## Task description
Determine which lines of the records include the word "ylabel", and copy them.

*-*-*

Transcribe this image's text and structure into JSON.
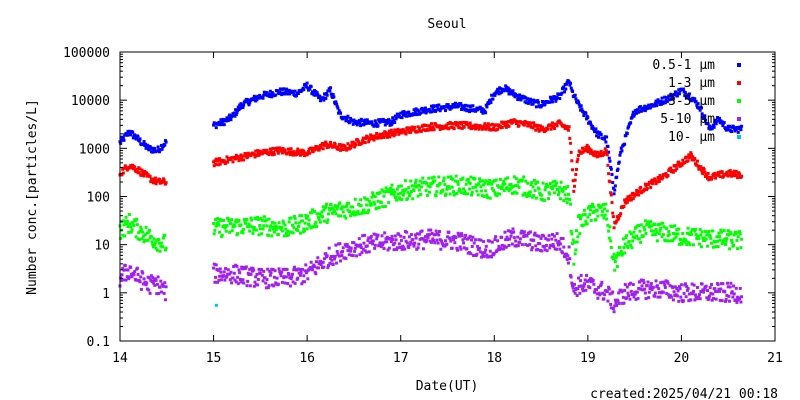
{
  "chart_data": {
    "type": "scatter",
    "title": "Seoul",
    "xlabel": "Date(UT)",
    "ylabel": "Number conc.[particles/L]",
    "yscale": "log",
    "xlim": [
      14,
      21
    ],
    "ylim": [
      0.1,
      100000
    ],
    "x_ticks": [
      "14",
      "15",
      "16",
      "17",
      "18",
      "19",
      "20",
      "21"
    ],
    "y_ticks": [
      "0.1",
      "1",
      "10",
      "100",
      "1000",
      "10000",
      "100000"
    ],
    "grid": false,
    "legend_position": "top-right",
    "gaps": [
      [
        14.52,
        14.98
      ]
    ],
    "series": [
      {
        "name": "0.5-1 μm",
        "color": "#0000ff",
        "x": [
          14.0,
          14.1,
          14.2,
          14.3,
          14.4,
          14.5,
          15.0,
          15.1,
          15.2,
          15.3,
          15.5,
          15.7,
          15.9,
          16.0,
          16.15,
          16.25,
          16.35,
          16.5,
          16.7,
          16.9,
          17.0,
          17.3,
          17.6,
          17.9,
          18.0,
          18.1,
          18.25,
          18.4,
          18.5,
          18.6,
          18.7,
          18.8,
          18.83,
          18.9,
          19.0,
          19.1,
          19.2,
          19.28,
          19.35,
          19.5,
          19.7,
          19.9,
          20.0,
          20.1,
          20.2,
          20.3,
          20.4,
          20.5,
          20.65
        ],
        "y": [
          1300,
          2200,
          1500,
          1000,
          900,
          1400,
          3000,
          3500,
          4500,
          8000,
          12000,
          15000,
          14000,
          20000,
          10000,
          16000,
          5000,
          3500,
          3300,
          3500,
          5000,
          6500,
          7500,
          6000,
          14000,
          18000,
          12000,
          9000,
          8000,
          10000,
          12000,
          25000,
          15000,
          8000,
          4000,
          2000,
          1500,
          130,
          800,
          6000,
          8000,
          12000,
          16000,
          12000,
          7000,
          2500,
          4000,
          2500,
          2500
        ]
      },
      {
        "name": "1-3 μm",
        "color": "#ff0000",
        "x": [
          14.0,
          14.1,
          14.2,
          14.3,
          14.4,
          14.5,
          15.0,
          15.2,
          15.5,
          15.7,
          16.0,
          16.2,
          16.4,
          16.6,
          16.8,
          17.0,
          17.3,
          17.6,
          17.9,
          18.0,
          18.2,
          18.4,
          18.5,
          18.6,
          18.7,
          18.8,
          18.85,
          18.9,
          19.0,
          19.1,
          19.2,
          19.28,
          19.4,
          19.6,
          19.8,
          20.0,
          20.1,
          20.2,
          20.3,
          20.5,
          20.65
        ],
        "y": [
          300,
          450,
          350,
          250,
          200,
          200,
          500,
          600,
          800,
          900,
          800,
          1200,
          1000,
          1500,
          1900,
          2200,
          2800,
          3000,
          2800,
          2700,
          3500,
          3000,
          2500,
          2800,
          3200,
          2500,
          150,
          800,
          1000,
          700,
          900,
          25,
          80,
          150,
          250,
          500,
          700,
          400,
          250,
          300,
          280
        ]
      },
      {
        "name": "3-5 μm",
        "color": "#00ff00",
        "x": [
          14.0,
          14.1,
          14.2,
          14.3,
          14.4,
          14.5,
          15.0,
          15.2,
          15.5,
          15.8,
          16.0,
          16.2,
          16.4,
          16.6,
          16.8,
          17.0,
          17.3,
          17.6,
          17.9,
          18.0,
          18.2,
          18.4,
          18.5,
          18.6,
          18.7,
          18.8,
          18.85,
          18.9,
          19.0,
          19.1,
          19.2,
          19.28,
          19.4,
          19.6,
          19.8,
          20.0,
          20.2,
          20.4,
          20.65
        ],
        "y": [
          20,
          28,
          20,
          15,
          12,
          10,
          22,
          24,
          25,
          22,
          30,
          45,
          55,
          65,
          90,
          130,
          160,
          170,
          150,
          140,
          180,
          150,
          120,
          130,
          140,
          100,
          6,
          25,
          40,
          50,
          45,
          4,
          10,
          20,
          18,
          15,
          14,
          13,
          12
        ]
      },
      {
        "name": "5-10 μm",
        "color": "#a020f0",
        "x": [
          14.0,
          14.1,
          14.2,
          14.3,
          14.4,
          14.5,
          15.0,
          15.2,
          15.5,
          15.8,
          16.0,
          16.2,
          16.4,
          16.6,
          16.8,
          17.0,
          17.3,
          17.6,
          17.9,
          18.0,
          18.2,
          18.4,
          18.5,
          18.6,
          18.7,
          18.8,
          18.85,
          18.9,
          19.0,
          19.1,
          19.2,
          19.28,
          19.4,
          19.6,
          19.8,
          20.0,
          20.2,
          20.4,
          20.65
        ],
        "y": [
          2,
          3,
          2,
          1.5,
          1.5,
          1,
          2.5,
          2.5,
          2,
          2,
          2.5,
          5,
          8,
          10,
          11,
          12,
          13,
          12,
          8,
          9,
          14,
          12,
          10,
          12,
          11,
          6,
          1,
          1.5,
          1.5,
          1.2,
          1,
          0.6,
          1,
          1.2,
          1.2,
          1,
          1,
          1,
          1
        ]
      },
      {
        "name": "10- μm",
        "color": "#00bfff",
        "x": [
          15.03
        ],
        "y": [
          0.55
        ]
      }
    ],
    "annotations": [
      "created:2025/04/21 00:18"
    ]
  }
}
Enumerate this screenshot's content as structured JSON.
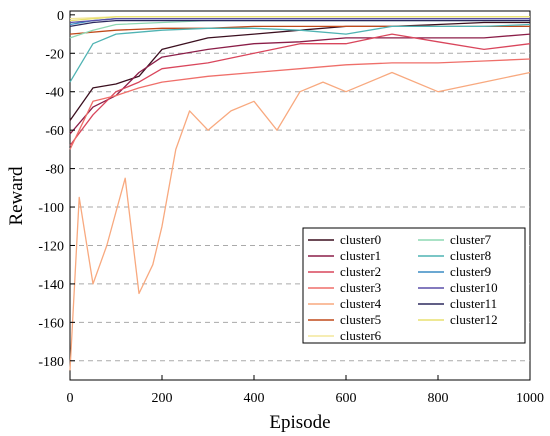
{
  "chart_data": {
    "type": "line",
    "title": "",
    "xlabel": "Episode",
    "ylabel": "Reward",
    "xlim": [
      0,
      1000
    ],
    "ylim": [
      -190,
      2
    ],
    "xticks": [
      0,
      200,
      400,
      600,
      800,
      1000
    ],
    "yticks": [
      0,
      -20,
      -40,
      -60,
      -80,
      -100,
      -120,
      -140,
      -160,
      -180
    ],
    "grid": "horizontal dashed",
    "legend_position": "bottom-right",
    "series": [
      {
        "name": "cluster0",
        "color": "#3b0f1f",
        "x": [
          0,
          50,
          100,
          150,
          200,
          300,
          400,
          500,
          600,
          700,
          800,
          900,
          1000
        ],
        "y": [
          -55,
          -38,
          -36,
          -32,
          -18,
          -12,
          -10,
          -8,
          -6,
          -6,
          -5,
          -4,
          -4
        ]
      },
      {
        "name": "cluster1",
        "color": "#8b1e48",
        "x": [
          0,
          50,
          100,
          150,
          200,
          300,
          400,
          500,
          600,
          700,
          800,
          900,
          1000
        ],
        "y": [
          -62,
          -48,
          -42,
          -30,
          -22,
          -18,
          -15,
          -14,
          -12,
          -12,
          -12,
          -12,
          -10
        ]
      },
      {
        "name": "cluster2",
        "color": "#d9465c",
        "x": [
          0,
          50,
          100,
          150,
          200,
          300,
          400,
          500,
          600,
          700,
          800,
          900,
          1000
        ],
        "y": [
          -68,
          -52,
          -40,
          -35,
          -28,
          -25,
          -20,
          -15,
          -15,
          -10,
          -14,
          -18,
          -15
        ]
      },
      {
        "name": "cluster3",
        "color": "#ef6f6a",
        "x": [
          0,
          50,
          100,
          150,
          200,
          300,
          400,
          500,
          600,
          700,
          800,
          900,
          1000
        ],
        "y": [
          -70,
          -45,
          -42,
          -38,
          -35,
          -32,
          -30,
          -28,
          -26,
          -25,
          -25,
          -24,
          -23
        ]
      },
      {
        "name": "cluster4",
        "color": "#f8a97f",
        "x": [
          0,
          20,
          50,
          80,
          120,
          150,
          180,
          200,
          230,
          260,
          300,
          350,
          400,
          450,
          500,
          550,
          600,
          700,
          800,
          900,
          1000
        ],
        "y": [
          -185,
          -95,
          -140,
          -120,
          -85,
          -145,
          -130,
          -110,
          -70,
          -50,
          -60,
          -50,
          -45,
          -60,
          -40,
          -35,
          -40,
          -30,
          -40,
          -35,
          -30
        ]
      },
      {
        "name": "cluster5",
        "color": "#c04a1a",
        "x": [
          0,
          100,
          200,
          300,
          400,
          500,
          600,
          700,
          800,
          900,
          1000
        ],
        "y": [
          -10,
          -8,
          -7,
          -7,
          -6,
          -6,
          -6,
          -6,
          -6,
          -6,
          -6
        ]
      },
      {
        "name": "cluster6",
        "color": "#f3e79b",
        "x": [
          0,
          100,
          200,
          300,
          400,
          500,
          600,
          700,
          800,
          900,
          1000
        ],
        "y": [
          -2,
          -1,
          -1,
          -1,
          -1,
          -1,
          -1,
          -1,
          -1,
          -1,
          -1
        ]
      },
      {
        "name": "cluster7",
        "color": "#8ed8b3",
        "x": [
          0,
          50,
          100,
          200,
          300,
          400,
          500,
          600,
          700,
          800,
          900,
          1000
        ],
        "y": [
          -12,
          -8,
          -5,
          -4,
          -3,
          -3,
          -3,
          -3,
          -3,
          -3,
          -3,
          -3
        ]
      },
      {
        "name": "cluster8",
        "color": "#4fb3b3",
        "x": [
          0,
          50,
          100,
          200,
          300,
          400,
          500,
          600,
          700,
          800,
          900,
          1000
        ],
        "y": [
          -35,
          -15,
          -10,
          -8,
          -7,
          -7,
          -8,
          -10,
          -6,
          -6,
          -6,
          -5
        ]
      },
      {
        "name": "cluster9",
        "color": "#3a8bc4",
        "x": [
          0,
          50,
          100,
          200,
          300,
          400,
          500,
          600,
          700,
          800,
          900,
          1000
        ],
        "y": [
          -5,
          -3,
          -2,
          -2,
          -2,
          -2,
          -2,
          -2,
          -2,
          -2,
          -2,
          -2
        ]
      },
      {
        "name": "cluster10",
        "color": "#5a4fa8",
        "x": [
          0,
          50,
          100,
          200,
          300,
          400,
          500,
          600,
          700,
          800,
          900,
          1000
        ],
        "y": [
          -4,
          -3,
          -2,
          -2,
          -2,
          -2,
          -2,
          -2,
          -2,
          -2,
          -2,
          -2
        ]
      },
      {
        "name": "cluster11",
        "color": "#2d2a5e",
        "x": [
          0,
          50,
          100,
          200,
          300,
          400,
          500,
          600,
          700,
          800,
          900,
          1000
        ],
        "y": [
          -6,
          -4,
          -3,
          -3,
          -3,
          -3,
          -3,
          -3,
          -3,
          -3,
          -3,
          -3
        ]
      },
      {
        "name": "cluster12",
        "color": "#e8e070",
        "x": [
          0,
          50,
          100,
          200,
          300,
          400,
          500,
          600,
          700,
          800,
          900,
          1000
        ],
        "y": [
          -3,
          -2,
          -1,
          -1,
          -1,
          -1,
          -1,
          -1,
          -1,
          -1,
          -1,
          -1
        ]
      }
    ]
  }
}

*-*-*

## The solution
    "ylabel": "Number conc.[particles/L]",
    "ylabel": "Reward",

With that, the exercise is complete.